Data items
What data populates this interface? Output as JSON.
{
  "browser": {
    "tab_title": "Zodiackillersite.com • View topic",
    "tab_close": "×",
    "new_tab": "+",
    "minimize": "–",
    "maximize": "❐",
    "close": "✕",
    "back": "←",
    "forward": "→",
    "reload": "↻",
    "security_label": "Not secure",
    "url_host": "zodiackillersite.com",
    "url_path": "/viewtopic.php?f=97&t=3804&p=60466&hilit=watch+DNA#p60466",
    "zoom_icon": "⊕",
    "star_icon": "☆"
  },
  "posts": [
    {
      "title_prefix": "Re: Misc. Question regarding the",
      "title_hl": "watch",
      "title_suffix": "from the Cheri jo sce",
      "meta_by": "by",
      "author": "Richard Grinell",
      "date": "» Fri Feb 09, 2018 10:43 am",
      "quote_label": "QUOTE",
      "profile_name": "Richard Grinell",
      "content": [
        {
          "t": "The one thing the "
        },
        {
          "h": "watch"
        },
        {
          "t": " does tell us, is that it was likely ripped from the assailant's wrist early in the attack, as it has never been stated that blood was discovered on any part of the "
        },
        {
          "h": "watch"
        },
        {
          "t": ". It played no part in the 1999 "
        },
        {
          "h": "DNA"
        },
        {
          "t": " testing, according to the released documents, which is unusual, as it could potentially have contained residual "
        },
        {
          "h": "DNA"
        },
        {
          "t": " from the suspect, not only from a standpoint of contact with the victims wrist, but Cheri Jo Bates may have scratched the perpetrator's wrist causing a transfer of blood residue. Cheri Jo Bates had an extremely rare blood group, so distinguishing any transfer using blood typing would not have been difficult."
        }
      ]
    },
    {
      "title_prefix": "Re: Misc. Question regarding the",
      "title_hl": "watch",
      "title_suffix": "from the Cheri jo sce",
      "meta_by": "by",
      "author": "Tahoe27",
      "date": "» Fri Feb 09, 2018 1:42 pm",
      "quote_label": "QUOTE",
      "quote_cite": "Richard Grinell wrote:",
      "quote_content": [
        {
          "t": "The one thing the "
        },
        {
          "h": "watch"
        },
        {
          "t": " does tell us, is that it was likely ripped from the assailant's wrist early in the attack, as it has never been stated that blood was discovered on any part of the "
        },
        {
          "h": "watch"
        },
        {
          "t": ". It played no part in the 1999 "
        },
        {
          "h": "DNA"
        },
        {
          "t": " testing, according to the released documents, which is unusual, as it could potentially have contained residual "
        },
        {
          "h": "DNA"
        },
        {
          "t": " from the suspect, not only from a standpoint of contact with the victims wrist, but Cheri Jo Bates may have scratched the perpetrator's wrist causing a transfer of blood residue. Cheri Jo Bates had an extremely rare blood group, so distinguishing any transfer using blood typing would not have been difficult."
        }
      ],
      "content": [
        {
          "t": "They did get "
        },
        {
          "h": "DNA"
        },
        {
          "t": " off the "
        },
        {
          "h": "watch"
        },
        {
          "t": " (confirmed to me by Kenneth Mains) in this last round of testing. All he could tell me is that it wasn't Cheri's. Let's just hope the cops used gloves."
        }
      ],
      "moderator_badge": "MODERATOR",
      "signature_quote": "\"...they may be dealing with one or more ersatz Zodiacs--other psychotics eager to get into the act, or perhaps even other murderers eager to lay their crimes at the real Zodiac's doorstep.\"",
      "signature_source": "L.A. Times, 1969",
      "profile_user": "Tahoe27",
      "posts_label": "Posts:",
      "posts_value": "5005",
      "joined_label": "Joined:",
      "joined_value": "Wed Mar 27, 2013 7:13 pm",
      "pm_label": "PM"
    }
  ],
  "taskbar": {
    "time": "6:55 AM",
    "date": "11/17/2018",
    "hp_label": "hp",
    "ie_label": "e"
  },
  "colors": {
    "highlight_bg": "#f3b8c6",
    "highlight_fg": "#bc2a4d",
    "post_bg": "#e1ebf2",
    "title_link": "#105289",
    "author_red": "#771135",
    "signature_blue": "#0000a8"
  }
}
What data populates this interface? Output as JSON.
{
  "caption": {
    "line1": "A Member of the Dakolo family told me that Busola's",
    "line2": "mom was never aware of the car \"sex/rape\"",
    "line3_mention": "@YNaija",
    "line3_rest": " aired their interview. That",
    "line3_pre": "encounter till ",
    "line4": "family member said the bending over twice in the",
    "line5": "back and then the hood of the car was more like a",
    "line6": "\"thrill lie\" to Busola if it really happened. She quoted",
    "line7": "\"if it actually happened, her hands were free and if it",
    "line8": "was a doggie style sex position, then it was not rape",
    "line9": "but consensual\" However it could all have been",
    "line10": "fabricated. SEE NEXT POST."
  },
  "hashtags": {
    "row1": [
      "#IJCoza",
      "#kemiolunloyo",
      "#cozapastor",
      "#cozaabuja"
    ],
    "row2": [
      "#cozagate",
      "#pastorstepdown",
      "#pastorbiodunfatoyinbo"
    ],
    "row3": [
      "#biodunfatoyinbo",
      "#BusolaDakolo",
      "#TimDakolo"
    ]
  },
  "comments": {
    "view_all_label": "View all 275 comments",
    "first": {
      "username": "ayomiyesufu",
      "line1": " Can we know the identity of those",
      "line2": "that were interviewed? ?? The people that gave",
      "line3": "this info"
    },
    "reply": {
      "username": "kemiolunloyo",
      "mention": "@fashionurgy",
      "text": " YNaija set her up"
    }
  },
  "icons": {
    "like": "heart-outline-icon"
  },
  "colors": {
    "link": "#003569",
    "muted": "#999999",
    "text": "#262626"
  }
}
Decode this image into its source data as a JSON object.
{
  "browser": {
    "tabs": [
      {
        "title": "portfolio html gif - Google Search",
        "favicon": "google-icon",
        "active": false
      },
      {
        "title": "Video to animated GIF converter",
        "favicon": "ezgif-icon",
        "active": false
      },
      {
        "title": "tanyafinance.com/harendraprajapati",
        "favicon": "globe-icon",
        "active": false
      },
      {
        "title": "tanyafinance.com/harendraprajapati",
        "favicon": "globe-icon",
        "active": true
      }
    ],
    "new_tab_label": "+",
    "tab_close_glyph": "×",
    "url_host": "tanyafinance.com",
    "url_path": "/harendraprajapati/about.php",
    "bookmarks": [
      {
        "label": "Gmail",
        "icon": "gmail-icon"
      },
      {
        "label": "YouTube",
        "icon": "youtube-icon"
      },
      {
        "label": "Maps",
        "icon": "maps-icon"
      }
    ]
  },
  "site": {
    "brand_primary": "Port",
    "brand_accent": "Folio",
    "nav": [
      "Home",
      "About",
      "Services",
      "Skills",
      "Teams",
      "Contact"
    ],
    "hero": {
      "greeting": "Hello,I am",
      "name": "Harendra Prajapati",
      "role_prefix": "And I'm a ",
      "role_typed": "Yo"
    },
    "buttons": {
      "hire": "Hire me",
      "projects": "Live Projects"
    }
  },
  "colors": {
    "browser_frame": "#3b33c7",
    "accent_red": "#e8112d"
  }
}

# The request
Report how many lines include the word "family". Give nothing but the number.

# Completed exercise
2